··· EXTRAIT DE PAGE
Sur les conclusions à fin d'injonction :
5. Eu égard au motif d'annulation de la décision de refus de renouvellement de titre de séjour, M. B... a droit à la délivrance d'un titre de séjour portant la mention " vie privée et familiale ". Il y a donc lieu d'enjoindre au préfet de la Seine-Saint-Denis, sur le fondement de l'article L. 911-1 du code de justice administrative, de lui délivrer un tel titre dans un délai d'un mois à compter de la notification du jugement à intervenir. Il n'y a pas lieu d'assortir cette injonction d'une astreinte.
Sur les frais liés à l'instance :
6. Aux termes de l'article L. 761-1 du code de justice administrative : " Dans toutes les instances, le juge condamne la partie tenue aux dépens ou, à défaut, la partie perdante, à payer à l'autre partie la somme qu'il détermine, au titre des frais exposés et non compris dans les dépens ". M. B... ayant été admis au bénéfice de l'aide juridictionnelle totale, son avocat peut se prévaloir des dispositions combinées de l'article L. 761-1 du code de justice administrative et de l'article 37 de la loi du 10 juillet 1991 relative à l'aide juridique. Dans les circonstances de l'espèce, et sous réserve que Me Neven renonce à percevoir la somme correspondant à la part contributive de l'Etat, il y a lieu de mettre à la charge de l'Etat la somme de 1 500 euros.
······
··· JEU DE DONNÉES
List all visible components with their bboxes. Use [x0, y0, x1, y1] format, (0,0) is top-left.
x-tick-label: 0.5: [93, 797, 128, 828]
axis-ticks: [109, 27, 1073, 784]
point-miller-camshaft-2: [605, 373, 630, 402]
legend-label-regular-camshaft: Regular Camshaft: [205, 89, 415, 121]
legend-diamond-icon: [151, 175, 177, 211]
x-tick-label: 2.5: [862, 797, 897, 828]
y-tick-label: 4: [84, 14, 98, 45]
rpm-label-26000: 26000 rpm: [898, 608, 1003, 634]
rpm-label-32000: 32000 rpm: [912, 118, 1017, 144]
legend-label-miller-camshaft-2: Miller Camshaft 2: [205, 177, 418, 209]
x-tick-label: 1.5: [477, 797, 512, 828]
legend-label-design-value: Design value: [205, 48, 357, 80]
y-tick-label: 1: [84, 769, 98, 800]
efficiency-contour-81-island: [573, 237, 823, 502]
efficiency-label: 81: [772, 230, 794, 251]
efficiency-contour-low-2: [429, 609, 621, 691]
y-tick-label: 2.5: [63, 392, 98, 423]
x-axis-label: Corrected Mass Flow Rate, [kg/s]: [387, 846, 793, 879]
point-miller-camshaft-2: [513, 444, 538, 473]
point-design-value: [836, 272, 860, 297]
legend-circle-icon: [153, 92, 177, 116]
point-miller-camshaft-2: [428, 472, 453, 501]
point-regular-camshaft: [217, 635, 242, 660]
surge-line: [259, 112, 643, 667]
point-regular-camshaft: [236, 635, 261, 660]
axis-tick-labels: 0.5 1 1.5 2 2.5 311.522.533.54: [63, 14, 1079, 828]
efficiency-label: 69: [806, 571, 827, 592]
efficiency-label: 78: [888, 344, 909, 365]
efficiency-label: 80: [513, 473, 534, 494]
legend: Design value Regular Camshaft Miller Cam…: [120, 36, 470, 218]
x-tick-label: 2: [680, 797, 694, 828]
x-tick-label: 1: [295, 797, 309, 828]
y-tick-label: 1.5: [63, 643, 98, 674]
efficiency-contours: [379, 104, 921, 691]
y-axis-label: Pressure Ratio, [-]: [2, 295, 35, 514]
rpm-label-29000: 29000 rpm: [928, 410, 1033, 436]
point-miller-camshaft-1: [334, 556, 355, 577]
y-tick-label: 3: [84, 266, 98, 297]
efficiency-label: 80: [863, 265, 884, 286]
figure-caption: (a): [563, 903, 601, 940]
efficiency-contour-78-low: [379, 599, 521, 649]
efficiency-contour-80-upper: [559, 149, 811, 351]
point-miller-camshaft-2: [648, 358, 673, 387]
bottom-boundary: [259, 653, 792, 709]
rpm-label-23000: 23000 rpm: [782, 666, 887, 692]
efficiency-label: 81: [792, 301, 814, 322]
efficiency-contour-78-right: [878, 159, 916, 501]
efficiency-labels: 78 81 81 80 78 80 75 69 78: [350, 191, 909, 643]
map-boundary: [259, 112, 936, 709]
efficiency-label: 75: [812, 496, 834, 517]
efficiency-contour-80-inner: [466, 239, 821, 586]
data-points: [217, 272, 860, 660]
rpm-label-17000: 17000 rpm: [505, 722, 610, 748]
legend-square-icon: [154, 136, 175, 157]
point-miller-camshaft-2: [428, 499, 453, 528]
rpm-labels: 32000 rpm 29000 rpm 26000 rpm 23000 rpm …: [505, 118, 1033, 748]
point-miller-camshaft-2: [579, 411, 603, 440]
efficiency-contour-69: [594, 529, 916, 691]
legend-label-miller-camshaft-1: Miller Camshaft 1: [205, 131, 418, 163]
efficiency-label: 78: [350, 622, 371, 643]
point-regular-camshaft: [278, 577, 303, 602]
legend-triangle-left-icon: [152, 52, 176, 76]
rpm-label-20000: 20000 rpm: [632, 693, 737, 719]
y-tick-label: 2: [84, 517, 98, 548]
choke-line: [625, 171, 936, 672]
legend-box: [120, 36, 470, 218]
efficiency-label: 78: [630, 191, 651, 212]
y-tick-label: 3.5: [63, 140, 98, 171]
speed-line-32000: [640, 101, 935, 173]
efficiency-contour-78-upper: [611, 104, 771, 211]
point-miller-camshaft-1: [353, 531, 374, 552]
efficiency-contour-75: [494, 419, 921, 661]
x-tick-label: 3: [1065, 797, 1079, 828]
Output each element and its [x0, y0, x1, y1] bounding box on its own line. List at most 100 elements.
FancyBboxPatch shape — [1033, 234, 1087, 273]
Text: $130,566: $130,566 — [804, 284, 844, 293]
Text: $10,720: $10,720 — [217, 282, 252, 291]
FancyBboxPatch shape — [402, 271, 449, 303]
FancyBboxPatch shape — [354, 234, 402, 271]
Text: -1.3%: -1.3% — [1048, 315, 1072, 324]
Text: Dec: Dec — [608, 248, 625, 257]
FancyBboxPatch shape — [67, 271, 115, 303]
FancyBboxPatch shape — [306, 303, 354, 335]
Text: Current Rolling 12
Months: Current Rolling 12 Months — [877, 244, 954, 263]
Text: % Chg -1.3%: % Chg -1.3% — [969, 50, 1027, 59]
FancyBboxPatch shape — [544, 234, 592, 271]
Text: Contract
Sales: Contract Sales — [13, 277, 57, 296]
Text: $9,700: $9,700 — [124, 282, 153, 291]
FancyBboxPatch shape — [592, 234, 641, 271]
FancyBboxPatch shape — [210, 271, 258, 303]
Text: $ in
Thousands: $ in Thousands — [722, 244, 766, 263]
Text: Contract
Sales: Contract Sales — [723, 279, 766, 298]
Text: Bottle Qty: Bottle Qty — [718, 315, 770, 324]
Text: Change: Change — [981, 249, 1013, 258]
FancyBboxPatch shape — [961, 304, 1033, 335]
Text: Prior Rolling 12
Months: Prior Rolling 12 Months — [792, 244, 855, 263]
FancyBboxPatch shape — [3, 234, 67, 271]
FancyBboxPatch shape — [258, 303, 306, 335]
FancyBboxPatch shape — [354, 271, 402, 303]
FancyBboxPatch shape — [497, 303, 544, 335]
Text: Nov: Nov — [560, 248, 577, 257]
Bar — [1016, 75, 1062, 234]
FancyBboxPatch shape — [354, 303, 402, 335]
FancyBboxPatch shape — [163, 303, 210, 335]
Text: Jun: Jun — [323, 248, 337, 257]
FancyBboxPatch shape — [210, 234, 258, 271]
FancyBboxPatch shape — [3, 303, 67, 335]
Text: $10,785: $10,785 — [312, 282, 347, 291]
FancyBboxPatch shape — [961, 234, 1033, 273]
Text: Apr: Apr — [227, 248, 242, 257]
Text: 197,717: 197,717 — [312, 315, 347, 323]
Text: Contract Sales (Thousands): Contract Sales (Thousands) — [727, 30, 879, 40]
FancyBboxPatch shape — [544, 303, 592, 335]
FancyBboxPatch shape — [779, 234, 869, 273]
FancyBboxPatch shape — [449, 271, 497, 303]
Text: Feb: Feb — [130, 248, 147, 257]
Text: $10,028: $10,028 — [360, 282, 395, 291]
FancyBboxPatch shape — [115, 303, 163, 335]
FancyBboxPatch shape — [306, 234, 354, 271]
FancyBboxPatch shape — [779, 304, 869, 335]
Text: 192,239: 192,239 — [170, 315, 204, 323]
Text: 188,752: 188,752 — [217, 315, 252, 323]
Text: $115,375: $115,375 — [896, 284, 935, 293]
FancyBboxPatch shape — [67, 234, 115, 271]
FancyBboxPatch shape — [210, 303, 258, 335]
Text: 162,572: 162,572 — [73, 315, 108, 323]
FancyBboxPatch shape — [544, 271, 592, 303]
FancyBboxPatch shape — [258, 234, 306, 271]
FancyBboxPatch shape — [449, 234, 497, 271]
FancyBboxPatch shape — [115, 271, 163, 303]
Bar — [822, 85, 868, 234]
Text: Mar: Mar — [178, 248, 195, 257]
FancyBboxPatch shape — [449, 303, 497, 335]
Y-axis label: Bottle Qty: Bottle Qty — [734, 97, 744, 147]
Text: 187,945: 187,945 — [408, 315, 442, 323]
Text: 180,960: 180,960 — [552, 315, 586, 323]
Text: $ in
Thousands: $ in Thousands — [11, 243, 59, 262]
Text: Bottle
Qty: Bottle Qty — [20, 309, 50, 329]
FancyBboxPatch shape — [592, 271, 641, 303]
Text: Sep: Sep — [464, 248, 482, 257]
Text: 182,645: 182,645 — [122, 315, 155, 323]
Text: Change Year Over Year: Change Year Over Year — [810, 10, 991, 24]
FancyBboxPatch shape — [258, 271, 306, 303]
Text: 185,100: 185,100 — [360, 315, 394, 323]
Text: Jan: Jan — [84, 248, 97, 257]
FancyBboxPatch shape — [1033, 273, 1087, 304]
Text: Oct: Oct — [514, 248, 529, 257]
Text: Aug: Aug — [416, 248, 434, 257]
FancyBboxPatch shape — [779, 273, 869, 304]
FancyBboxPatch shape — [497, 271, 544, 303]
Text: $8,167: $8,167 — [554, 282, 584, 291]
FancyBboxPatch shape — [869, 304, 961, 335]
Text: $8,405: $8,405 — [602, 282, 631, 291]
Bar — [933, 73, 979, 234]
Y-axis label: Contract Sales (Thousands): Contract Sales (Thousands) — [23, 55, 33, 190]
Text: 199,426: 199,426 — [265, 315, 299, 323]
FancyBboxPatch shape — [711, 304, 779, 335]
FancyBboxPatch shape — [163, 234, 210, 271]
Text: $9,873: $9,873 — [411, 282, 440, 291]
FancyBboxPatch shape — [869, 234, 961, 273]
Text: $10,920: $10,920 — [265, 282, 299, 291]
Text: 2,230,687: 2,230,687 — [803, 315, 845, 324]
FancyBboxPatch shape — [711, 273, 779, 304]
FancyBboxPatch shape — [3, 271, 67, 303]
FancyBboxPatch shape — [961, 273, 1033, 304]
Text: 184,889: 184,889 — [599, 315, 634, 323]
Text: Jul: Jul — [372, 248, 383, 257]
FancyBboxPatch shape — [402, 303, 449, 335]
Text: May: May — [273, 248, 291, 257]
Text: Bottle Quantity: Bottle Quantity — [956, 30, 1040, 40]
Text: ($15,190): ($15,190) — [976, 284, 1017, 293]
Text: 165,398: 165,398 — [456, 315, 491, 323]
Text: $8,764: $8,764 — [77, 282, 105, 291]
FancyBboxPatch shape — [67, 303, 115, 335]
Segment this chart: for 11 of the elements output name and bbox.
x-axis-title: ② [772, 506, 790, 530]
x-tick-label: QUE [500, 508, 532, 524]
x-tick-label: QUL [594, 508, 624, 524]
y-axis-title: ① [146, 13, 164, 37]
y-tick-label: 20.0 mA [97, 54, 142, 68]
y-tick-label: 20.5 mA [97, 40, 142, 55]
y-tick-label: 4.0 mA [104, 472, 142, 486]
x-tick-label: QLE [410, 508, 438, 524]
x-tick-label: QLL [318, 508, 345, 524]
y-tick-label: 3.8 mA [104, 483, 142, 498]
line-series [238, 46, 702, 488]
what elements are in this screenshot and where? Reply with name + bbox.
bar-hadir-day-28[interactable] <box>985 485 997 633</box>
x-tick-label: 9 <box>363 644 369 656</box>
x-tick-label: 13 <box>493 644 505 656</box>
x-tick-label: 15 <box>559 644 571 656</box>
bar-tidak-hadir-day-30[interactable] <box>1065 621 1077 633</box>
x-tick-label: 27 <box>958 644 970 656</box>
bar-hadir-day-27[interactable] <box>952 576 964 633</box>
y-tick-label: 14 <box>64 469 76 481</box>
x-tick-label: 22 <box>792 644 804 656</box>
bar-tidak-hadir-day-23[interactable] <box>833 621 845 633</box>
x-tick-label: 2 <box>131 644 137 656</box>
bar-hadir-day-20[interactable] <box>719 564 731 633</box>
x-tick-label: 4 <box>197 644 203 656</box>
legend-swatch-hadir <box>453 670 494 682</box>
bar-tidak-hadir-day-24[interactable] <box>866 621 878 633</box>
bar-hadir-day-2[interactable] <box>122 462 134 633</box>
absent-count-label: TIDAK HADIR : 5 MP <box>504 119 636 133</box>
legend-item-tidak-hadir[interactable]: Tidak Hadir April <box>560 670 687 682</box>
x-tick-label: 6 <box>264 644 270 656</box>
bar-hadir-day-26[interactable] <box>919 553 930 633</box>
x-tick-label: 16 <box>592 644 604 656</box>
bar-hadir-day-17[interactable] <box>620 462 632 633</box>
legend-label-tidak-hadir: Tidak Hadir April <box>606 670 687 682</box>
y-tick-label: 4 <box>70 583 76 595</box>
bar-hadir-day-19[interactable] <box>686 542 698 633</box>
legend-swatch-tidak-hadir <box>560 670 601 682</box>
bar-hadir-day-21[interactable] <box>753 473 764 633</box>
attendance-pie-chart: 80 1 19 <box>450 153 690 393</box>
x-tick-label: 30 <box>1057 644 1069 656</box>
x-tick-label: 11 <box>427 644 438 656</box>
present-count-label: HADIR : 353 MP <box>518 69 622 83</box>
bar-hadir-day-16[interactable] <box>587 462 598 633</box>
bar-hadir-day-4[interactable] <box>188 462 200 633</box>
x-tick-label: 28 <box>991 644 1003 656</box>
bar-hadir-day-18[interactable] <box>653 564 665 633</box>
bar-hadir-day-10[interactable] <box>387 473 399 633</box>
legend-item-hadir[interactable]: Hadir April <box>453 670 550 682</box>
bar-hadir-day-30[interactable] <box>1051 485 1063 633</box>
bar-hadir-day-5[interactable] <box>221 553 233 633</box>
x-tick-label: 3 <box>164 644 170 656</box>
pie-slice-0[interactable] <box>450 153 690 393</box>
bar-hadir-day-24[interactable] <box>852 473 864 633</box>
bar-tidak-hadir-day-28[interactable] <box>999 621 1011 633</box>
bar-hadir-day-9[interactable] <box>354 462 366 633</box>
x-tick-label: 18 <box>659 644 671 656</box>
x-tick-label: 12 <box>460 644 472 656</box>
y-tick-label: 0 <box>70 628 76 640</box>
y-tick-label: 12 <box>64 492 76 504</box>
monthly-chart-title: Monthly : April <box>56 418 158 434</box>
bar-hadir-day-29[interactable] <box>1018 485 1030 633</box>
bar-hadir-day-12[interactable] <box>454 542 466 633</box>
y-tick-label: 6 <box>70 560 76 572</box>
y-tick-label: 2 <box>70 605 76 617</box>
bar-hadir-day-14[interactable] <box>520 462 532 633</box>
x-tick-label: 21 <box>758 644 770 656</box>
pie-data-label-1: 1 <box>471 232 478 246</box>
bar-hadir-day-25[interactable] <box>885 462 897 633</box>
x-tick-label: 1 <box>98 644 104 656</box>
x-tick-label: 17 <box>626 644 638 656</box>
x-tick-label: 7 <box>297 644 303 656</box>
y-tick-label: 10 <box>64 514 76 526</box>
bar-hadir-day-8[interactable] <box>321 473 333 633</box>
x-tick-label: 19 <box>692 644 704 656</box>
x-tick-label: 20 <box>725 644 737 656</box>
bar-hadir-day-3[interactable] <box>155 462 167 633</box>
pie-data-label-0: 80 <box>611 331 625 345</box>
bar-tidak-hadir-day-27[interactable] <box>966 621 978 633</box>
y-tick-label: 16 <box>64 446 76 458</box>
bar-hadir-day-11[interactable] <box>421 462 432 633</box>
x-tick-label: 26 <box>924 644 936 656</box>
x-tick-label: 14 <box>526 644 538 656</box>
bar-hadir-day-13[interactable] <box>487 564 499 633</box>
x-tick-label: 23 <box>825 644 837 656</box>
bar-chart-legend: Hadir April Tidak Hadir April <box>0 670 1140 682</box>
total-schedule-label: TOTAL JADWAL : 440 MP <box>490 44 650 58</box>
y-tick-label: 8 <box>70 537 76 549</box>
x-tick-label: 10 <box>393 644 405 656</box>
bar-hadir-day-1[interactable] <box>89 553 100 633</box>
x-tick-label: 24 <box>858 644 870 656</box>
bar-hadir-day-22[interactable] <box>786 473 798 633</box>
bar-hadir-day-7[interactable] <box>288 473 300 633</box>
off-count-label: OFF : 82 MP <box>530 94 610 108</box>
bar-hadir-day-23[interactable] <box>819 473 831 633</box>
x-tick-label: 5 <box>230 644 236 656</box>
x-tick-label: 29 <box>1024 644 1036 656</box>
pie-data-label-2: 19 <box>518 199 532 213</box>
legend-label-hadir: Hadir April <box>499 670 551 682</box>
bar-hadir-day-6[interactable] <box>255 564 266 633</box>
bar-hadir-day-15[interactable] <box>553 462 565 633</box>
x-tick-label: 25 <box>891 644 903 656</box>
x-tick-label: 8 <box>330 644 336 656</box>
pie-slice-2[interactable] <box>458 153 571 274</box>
······
_ÉNONCÉ_
Recopiez l'intégralité de l'extrait de jugement ci-dessus, sans modifier le moindre mot ni le moindre signe.

_VOTRE RÉPONSE_
Sur les conclusions à fin d'injonction :
5. Eu égard au motif d'annulation de la décision de refus de renouvellement de titre de séjour, M. B... a droit à la délivrance d'un titre de séjour portant la mention " vie privée et familiale ". Il y a donc lieu d'enjoindre au préfet de la Seine-Saint-Denis, sur le fondement de l'article L. 911-1 du code de justice administrative, de lui délivrer un tel titre dans un délai d'un mois à compter de la notification du jugement à intervenir. Il n'y a pas lieu d'assortir cette injonction d'une astreinte.
Sur les frais liés à l'instance :
6. Aux termes de l'article L. 761-1 du code de justice administrative : " Dans toutes les instances, le juge condamne la partie tenue aux dépens ou, à défaut, la partie perdante, à payer à l'autre partie la somme qu'il détermine, au titre des frais exposés et non compris dans les dépens ". M. B... ayant été admis au bénéfice de l'aide juridictionnelle totale, son avocat peut se prévaloir des dispositions combinées de l'article L. 761-1 du code de justice administrative et de l'article 37 de la loi du 10 juillet 1991 relative à l'aide juridique. Dans les circonstances de l'espèce, et sous réserve que Me Neven renonce à percevoir la somme correspondant à la part contributive de l'Etat, il y a lieu de mettre à la charge de l'Etat la somme de 1 500 euros.